■ Übungstext ■
Streit der Woche Informationsfreiheitsgesetz: "Der Staat darf niemanden verraten"
Mehr Transparenz stärke das Vertrauen in die Verwaltung, findet Datenschützer Peter Schaar. Zu viel Transparenz könne gefährlich sein, hält CDU-Politiker Kauder dagegen.
![](https://taz.de/picture/299988/14/streit.20100902-15.jpg)
Für Peter Schaar, Bundesbeauftragter für Datenschutz und Informationsfreiheit ist Transparenz in einer demokratischen Gesellschaft von großer Bedeutung. „Sie ermöglicht eine aktive Mitgestaltung und stärkt das Vertrauen in die Verwaltung“, schreibt Schaar in der sonntaz.
Der Staat sollte sich über die Schulter schauen lassen, fordert auch der ehemalige Vorsitzende des Innenausschusses im Bundestag Sebastian Edathy. Mit dem Zugang zu amtlichen Informationen, würde jedem Bürger die Möglichkeit geboten, ein Stück Souveränität selbst auszuüben, sagt der SPD-Politiker taz.de. „Annahmen wonach der Handlungsspielraum der Regierung eingeschränkt würde, sind unrichtig“, sagt Edathy. Vielmehr könne durch die aktive Beschäftigung mit der Rolle der Verwaltung politisches Engagement geweckt werden.

■ Angezeigte Informationen ■

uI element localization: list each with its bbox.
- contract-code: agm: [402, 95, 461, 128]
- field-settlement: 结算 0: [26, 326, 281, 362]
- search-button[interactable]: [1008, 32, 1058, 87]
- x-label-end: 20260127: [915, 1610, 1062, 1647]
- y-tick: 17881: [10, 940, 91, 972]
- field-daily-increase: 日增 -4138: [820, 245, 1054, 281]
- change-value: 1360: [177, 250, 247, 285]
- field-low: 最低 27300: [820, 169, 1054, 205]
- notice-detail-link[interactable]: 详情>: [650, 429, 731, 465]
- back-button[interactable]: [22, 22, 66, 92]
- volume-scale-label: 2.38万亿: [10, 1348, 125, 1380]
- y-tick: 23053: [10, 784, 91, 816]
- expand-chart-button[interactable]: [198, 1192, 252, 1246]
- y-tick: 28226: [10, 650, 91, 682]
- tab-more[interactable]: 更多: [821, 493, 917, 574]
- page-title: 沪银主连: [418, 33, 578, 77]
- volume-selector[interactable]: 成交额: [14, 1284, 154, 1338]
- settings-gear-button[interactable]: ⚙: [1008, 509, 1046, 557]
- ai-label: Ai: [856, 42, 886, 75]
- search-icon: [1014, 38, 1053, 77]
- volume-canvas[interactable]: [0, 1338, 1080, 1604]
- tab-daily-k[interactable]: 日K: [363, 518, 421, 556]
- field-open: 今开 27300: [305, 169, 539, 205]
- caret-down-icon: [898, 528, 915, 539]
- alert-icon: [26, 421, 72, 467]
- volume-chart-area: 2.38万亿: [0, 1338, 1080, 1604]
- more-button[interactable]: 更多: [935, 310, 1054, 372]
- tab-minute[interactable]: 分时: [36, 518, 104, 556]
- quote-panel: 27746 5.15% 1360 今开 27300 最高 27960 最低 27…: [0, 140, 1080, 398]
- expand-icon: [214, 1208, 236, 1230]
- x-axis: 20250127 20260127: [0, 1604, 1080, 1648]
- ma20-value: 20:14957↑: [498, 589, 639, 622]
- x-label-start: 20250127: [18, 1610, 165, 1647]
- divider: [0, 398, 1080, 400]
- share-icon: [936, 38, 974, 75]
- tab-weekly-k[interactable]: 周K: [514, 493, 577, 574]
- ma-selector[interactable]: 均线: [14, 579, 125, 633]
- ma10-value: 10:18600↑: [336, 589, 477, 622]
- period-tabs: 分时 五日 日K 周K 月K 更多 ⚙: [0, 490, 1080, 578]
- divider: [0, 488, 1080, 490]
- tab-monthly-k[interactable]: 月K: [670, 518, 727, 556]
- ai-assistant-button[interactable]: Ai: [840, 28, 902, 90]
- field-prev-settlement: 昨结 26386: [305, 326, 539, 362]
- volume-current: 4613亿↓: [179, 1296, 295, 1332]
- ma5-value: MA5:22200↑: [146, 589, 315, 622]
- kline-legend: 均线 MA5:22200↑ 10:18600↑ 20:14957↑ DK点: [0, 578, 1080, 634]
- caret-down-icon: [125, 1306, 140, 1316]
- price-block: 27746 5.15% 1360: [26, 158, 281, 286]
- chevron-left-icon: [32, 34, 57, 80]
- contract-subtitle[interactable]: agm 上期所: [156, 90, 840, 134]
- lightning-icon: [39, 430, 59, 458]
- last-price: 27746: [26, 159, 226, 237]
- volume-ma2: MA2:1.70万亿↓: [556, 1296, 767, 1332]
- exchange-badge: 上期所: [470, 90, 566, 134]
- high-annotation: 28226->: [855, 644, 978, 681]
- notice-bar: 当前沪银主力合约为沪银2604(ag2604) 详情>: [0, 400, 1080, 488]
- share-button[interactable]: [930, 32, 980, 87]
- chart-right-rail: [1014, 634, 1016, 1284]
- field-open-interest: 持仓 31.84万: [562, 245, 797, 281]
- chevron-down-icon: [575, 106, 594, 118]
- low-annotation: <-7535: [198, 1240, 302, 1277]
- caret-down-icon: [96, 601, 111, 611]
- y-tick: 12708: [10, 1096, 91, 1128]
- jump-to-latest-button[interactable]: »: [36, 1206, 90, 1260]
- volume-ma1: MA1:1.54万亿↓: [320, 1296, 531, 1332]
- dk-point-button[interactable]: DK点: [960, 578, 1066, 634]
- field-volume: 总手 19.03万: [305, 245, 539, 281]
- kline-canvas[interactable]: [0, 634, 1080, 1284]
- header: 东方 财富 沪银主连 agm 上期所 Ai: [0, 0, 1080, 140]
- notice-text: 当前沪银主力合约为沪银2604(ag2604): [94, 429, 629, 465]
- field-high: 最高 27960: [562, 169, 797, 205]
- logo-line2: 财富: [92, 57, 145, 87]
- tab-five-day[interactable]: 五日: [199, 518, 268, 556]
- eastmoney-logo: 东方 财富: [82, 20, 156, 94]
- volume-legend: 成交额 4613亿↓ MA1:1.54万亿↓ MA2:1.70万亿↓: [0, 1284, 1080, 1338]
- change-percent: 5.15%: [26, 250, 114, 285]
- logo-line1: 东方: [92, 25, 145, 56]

■ Deine Aufgaben ■
**A.** Gib aus dem Übungstext den Abschnitt von „Für Peter Schaar, Bundesbeauftragter“ bis einschließlich „in der sonntaz.“ wortgetreu aus.
**B.** Setze den Übungstext über das Informationsfreiheitsgesetz im Anschluss an seinen letzten Satz fort.
Die Einträge sind eigenständiges Material und gehören nicht zum Übungstext.

■ Lösungen ■
**A.**
Für Peter Schaar, Bundesbeauftragter für Datenschutz und Informationsfreiheit ist Transparenz in einer demokratischen Gesellschaft von großer Bedeutung. „Sie ermöglicht eine aktive Mitgestaltung und stärkt das Vertrauen in die Verwaltung“, schreibt Schaar in der sonntaz.

**B.**
Seit 2006 soll das Informationsfreiheitsgesetz Bürgerinnen und Bürgern amtliche Informationen zugänglich machen. Zahlreiche Ausnahmen und Barrieren machen es jedoch schwer, gewünschte Einsicht in die Datenbanken zu erlangen. Anfragen werden mit Verweis auf Urheberrecht, hohen Verwaltungsaufwand und Sicherheitsfragen abgeblockt. Die Kritik, sie würden mit der Veröffentlichen geheimer Dokumente zum Krieg in Afghanistan auch die Sicherheit gefährden, mussten sich jüngst auch die Internet-Plattform Wikileaks gefallen lassen.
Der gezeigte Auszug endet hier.